▶ _What is needed_
From the entries that follow, extract each line holding the string "colors".

Figure collection entries
** Start **
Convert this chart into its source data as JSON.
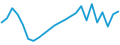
{
  "x": [
    0,
    1,
    2,
    3,
    4,
    5,
    6,
    7,
    8,
    9,
    10,
    11,
    12,
    13,
    14,
    15,
    16,
    17,
    18,
    19,
    20,
    21,
    22
  ],
  "y": [
    0.55,
    0.65,
    0.9,
    0.75,
    0.5,
    0.15,
    0.1,
    0.18,
    0.28,
    0.38,
    0.48,
    0.55,
    0.62,
    0.7,
    0.78,
    0.95,
    0.6,
    1.0,
    0.55,
    0.8,
    0.45,
    0.75,
    0.82
  ],
  "line_color": "#1a9fd4",
  "line_width": 1.3,
  "background_color": "#ffffff",
  "ylim_min": 0.0,
  "ylim_max": 1.1
}
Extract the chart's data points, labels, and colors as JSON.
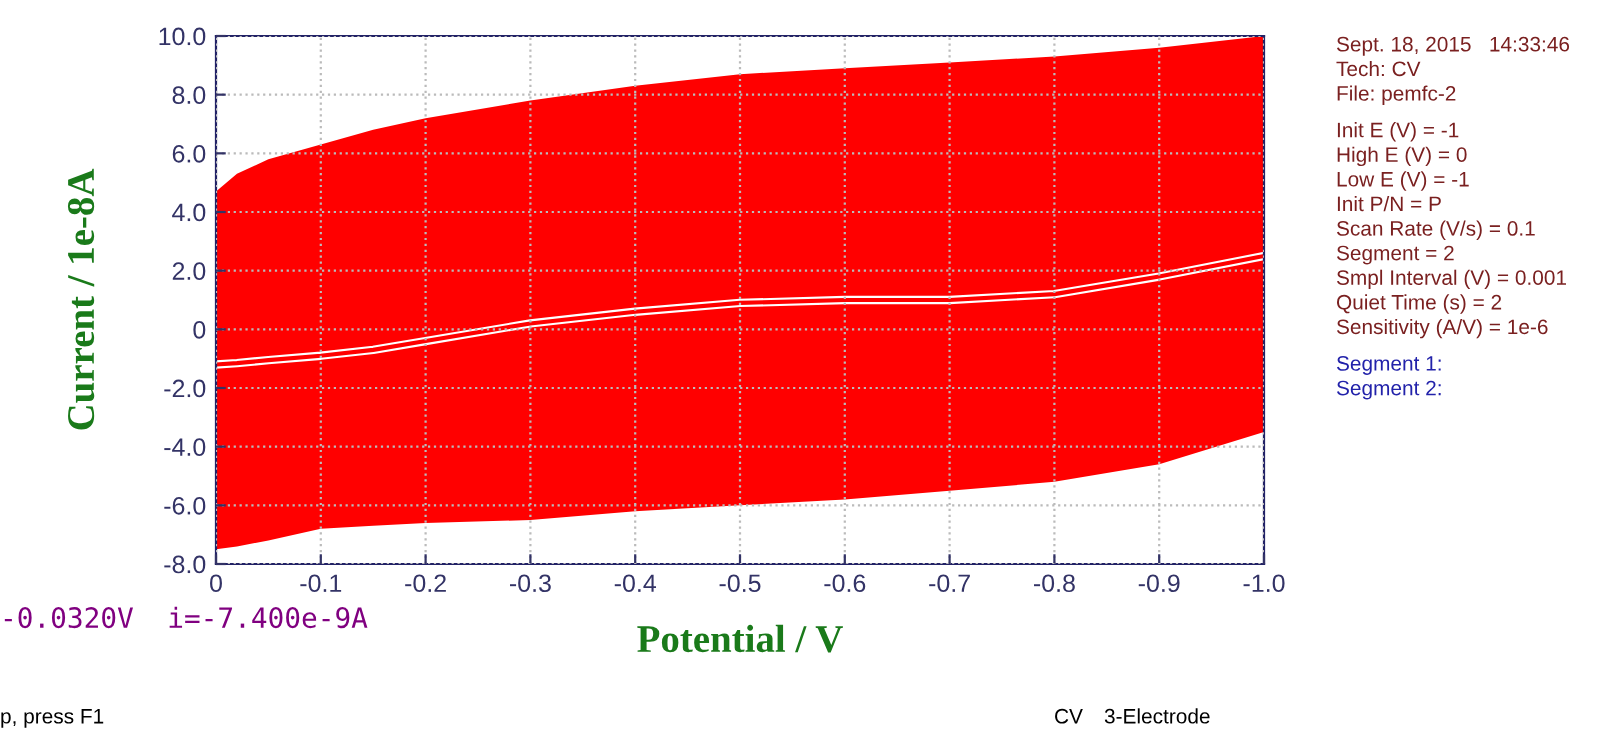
{
  "chart_data": {
    "type": "line",
    "xlabel": "Potential / V",
    "ylabel": "Current / 1e-8A",
    "x": [
      0,
      -0.02,
      -0.05,
      -0.1,
      -0.15,
      -0.2,
      -0.3,
      -0.4,
      -0.5,
      -0.6,
      -0.7,
      -0.8,
      -0.9,
      -1.0
    ],
    "series": [
      {
        "color": "#ff0000",
        "values": [
          -1.2,
          -1.15,
          -1.05,
          -0.9,
          -0.7,
          -0.4,
          0.2,
          0.6,
          0.9,
          1.0,
          1.0,
          1.2,
          1.8,
          2.5
        ],
        "upper": [
          4.7,
          5.3,
          5.8,
          6.3,
          6.8,
          7.2,
          7.8,
          8.3,
          8.7,
          8.9,
          9.1,
          9.3,
          9.6,
          10.0
        ],
        "lower": [
          -7.5,
          -7.4,
          -7.2,
          -6.8,
          -6.7,
          -6.6,
          -6.5,
          -6.2,
          -6.0,
          -5.8,
          -5.5,
          -5.2,
          -4.6,
          -3.5
        ]
      }
    ],
    "xlim": [
      0,
      -1.0
    ],
    "xticks": [
      0,
      -0.1,
      -0.2,
      -0.3,
      -0.4,
      -0.5,
      -0.6,
      -0.7,
      -0.8,
      -0.9,
      {
        "value": -1.0,
        "label": "-1.0"
      }
    ],
    "ylim": [
      -8,
      10
    ],
    "yticks": [
      {
        "value": -8,
        "label": "-8.0"
      },
      {
        "value": -6,
        "label": "-6.0"
      },
      {
        "value": -4,
        "label": "-4.0"
      },
      {
        "value": -2,
        "label": "-2.0"
      },
      0,
      {
        "value": 2,
        "label": "2.0"
      },
      {
        "value": 4,
        "label": "4.0"
      },
      {
        "value": 6,
        "label": "6.0"
      },
      {
        "value": 8,
        "label": "8.0"
      },
      {
        "value": 10,
        "label": "10.0"
      }
    ],
    "grid": true,
    "annotations": [
      "Sept. 18, 2015   14:33:46",
      "Tech: CV",
      "File: pemfc-2",
      "Init E (V) = -1",
      "High E (V) = 0",
      "Low E (V) = -1",
      "Init P/N = P",
      "Scan Rate (V/s) = 0.1",
      "Segment = 2",
      "Smpl Interval (V) = 0.001",
      "Quiet Time (s) = 2",
      "Sensitivity (A/V) = 1e-6",
      "Segment 1:",
      "Segment 2:",
      "-0.0320V  i=-7.400e-9A",
      "p, press F1",
      "CV",
      "3-Electrode"
    ]
  }
}
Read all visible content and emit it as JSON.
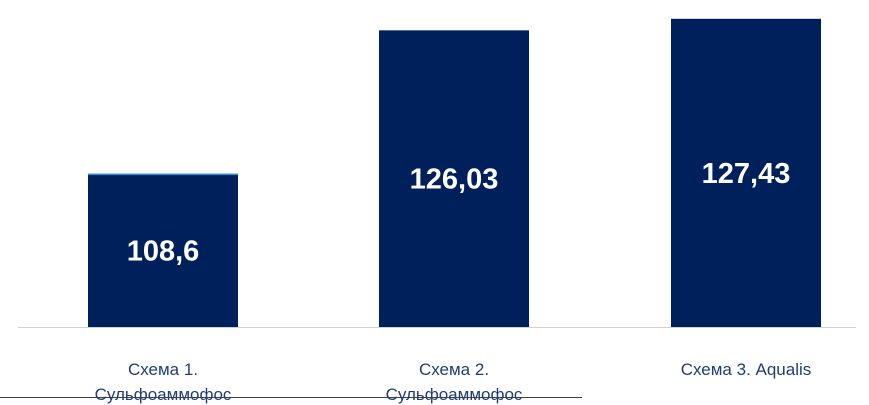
{
  "chart_data": {
    "type": "bar",
    "categories": [
      [
        "Схема 1.",
        "Сульфоаммофос"
      ],
      [
        "Схема 2.",
        "Сульфоаммофос"
      ],
      [
        "Схема 3. Aqualis"
      ]
    ],
    "values": [
      108.6,
      126.03,
      127.43
    ],
    "value_labels": [
      "108,6",
      "126,03",
      "127,43"
    ],
    "ylim": [
      90,
      128.5
    ],
    "grid": false,
    "legend": "none",
    "colors": {
      "bar": "#00205b",
      "bar_top_edge": "#2a8fd0",
      "label_text": "#1f3d7a",
      "value_text": "#ffffff",
      "axis": "#d0d0d0",
      "bottom_rule": "#404040"
    }
  }
}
** End **
▶ _Expected answer_
Extract the chart's data points, labels, and colors as JSON.
    "colors": {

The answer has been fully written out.